### Data excerpts
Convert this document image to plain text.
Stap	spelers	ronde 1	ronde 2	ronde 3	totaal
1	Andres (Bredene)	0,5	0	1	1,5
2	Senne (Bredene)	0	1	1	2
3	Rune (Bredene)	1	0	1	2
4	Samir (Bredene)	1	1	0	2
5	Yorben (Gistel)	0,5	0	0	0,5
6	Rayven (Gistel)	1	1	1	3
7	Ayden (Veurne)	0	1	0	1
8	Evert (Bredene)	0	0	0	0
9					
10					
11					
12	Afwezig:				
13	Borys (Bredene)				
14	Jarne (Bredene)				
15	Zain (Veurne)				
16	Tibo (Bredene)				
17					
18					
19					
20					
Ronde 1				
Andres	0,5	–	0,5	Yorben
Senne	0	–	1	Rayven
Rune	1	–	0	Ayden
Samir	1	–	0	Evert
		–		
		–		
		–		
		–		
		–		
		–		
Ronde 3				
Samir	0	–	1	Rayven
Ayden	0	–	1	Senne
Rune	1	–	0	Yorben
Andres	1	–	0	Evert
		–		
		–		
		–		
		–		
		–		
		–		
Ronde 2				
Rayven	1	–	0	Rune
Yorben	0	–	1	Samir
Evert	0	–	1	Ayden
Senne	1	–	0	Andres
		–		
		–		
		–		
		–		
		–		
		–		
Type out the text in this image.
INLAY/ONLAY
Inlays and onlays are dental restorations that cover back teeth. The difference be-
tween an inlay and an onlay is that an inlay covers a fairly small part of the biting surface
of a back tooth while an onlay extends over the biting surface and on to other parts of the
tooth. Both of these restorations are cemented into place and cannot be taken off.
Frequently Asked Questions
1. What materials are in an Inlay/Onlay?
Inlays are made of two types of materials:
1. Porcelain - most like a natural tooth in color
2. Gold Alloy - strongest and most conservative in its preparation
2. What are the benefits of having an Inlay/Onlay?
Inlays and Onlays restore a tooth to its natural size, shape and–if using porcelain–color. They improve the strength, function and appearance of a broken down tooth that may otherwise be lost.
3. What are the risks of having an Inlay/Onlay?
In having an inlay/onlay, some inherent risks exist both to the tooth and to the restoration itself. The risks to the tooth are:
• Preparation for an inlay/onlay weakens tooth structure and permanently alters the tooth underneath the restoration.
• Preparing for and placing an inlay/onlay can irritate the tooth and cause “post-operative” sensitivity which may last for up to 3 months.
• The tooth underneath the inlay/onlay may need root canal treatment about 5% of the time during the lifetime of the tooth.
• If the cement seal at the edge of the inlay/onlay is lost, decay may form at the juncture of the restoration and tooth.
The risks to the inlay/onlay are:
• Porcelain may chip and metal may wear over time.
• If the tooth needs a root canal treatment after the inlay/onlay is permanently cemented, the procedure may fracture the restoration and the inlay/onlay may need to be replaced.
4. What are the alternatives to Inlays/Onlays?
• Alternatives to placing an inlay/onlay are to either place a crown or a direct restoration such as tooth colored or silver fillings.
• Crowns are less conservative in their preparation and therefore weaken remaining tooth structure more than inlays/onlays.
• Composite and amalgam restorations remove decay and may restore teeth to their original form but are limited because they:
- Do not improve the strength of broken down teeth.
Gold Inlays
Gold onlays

### Exercise prompt
Show each line in the entries that holds the string "improve".

### Exercise output
Inlays and Onlays restore a tooth to its natural size, shape and–if using porcelain–color. They improve the strength, function and appearance of a broken down tooth that may otherwise be lost.
- Do not improve the strength of broken down teeth.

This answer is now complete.